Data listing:
--------

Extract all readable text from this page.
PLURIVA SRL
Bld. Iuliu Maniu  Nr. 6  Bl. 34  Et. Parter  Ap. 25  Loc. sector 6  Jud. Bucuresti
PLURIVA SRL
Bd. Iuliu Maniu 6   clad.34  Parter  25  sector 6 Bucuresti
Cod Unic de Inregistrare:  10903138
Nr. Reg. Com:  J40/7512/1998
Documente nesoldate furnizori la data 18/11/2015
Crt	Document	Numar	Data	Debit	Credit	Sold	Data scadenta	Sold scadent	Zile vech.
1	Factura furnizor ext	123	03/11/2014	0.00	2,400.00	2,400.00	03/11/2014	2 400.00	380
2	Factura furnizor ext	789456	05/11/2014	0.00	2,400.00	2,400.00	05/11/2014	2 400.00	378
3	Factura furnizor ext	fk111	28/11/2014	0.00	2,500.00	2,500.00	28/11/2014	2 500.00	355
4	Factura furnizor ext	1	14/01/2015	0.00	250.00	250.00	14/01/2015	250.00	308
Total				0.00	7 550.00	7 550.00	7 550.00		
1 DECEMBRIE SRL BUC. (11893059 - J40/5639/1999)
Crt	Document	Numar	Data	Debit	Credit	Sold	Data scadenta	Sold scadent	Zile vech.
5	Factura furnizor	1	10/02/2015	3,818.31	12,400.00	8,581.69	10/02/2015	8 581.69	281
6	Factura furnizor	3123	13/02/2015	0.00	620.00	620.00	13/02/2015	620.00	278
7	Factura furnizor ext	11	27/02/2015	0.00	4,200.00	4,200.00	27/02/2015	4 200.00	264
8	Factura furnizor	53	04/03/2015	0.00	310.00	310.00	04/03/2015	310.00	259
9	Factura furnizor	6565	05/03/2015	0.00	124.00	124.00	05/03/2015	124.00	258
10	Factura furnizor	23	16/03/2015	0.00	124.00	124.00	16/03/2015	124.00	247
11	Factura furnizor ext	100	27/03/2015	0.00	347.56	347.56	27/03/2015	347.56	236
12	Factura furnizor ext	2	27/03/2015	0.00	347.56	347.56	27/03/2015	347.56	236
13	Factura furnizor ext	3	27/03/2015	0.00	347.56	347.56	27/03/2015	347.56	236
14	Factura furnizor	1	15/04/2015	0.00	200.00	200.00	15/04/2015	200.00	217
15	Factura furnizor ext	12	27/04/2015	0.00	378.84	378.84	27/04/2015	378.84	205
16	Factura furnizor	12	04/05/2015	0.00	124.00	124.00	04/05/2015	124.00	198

--------

#### WHAT IS ASKED:
Print all of the entries exactly as they appear.

#### WRITTEN SOLUTION:
Extract all readable text from this page.
PLURIVA SRL
Bld. Iuliu Maniu  Nr. 6  Bl. 34  Et. Parter  Ap. 25  Loc. sector 6  Jud. Bucuresti
PLURIVA SRL
Bd. Iuliu Maniu 6   clad.34  Parter  25  sector 6 Bucuresti
Cod Unic de Inregistrare:  10903138
Nr. Reg. Com:  J40/7512/1998
Documente nesoldate furnizori la data 18/11/2015
Crt	Document	Numar	Data	Debit	Credit	Sold	Data scadenta	Sold scadent	Zile vech.
1	Factura furnizor ext	123	03/11/2014	0.00	2,400.00	2,400.00	03/11/2014	2 400.00	380
2	Factura furnizor ext	789456	05/11/2014	0.00	2,400.00	2,400.00	05/11/2014	2 400.00	378
3	Factura furnizor ext	fk111	28/11/2014	0.00	2,500.00	2,500.00	28/11/2014	2 500.00	355
4	Factura furnizor ext	1	14/01/2015	0.00	250.00	250.00	14/01/2015	250.00	308
Total				0.00	7 550.00	7 550.00	7 550.00		
1 DECEMBRIE SRL BUC. (11893059 - J40/5639/1999)
Crt	Document	Numar	Data	Debit	Credit	Sold	Data scadenta	Sold scadent	Zile vech.
5	Factura furnizor	1	10/02/2015	3,818.31	12,400.00	8,581.69	10/02/2015	8 581.69	281
6	Factura furnizor	3123	13/02/2015	0.00	620.00	620.00	13/02/2015	620.00	278
7	Factura furnizor ext	11	27/02/2015	0.00	4,200.00	4,200.00	27/02/2015	4 200.00	264
8	Factura furnizor	53	04/03/2015	0.00	310.00	310.00	04/03/2015	310.00	259
9	Factura furnizor	6565	05/03/2015	0.00	124.00	124.00	05/03/2015	124.00	258
10	Factura furnizor	23	16/03/2015	0.00	124.00	124.00	16/03/2015	124.00	247
11	Factura furnizor ext	100	27/03/2015	0.00	347.56	347.56	27/03/2015	347.56	236
12	Factura furnizor ext	2	27/03/2015	0.00	347.56	347.56	27/03/2015	347.56	236
13	Factura furnizor ext	3	27/03/2015	0.00	347.56	347.56	27/03/2015	347.56	236
14	Factura furnizor	1	15/04/2015	0.00	200.00	200.00	15/04/2015	200.00	217
15	Factura furnizor ext	12	27/04/2015	0.00	378.84	378.84	27/04/2015	378.84	205
16	Factura furnizor	12	04/05/2015	0.00	124.00	124.00	04/05/2015	124.00	198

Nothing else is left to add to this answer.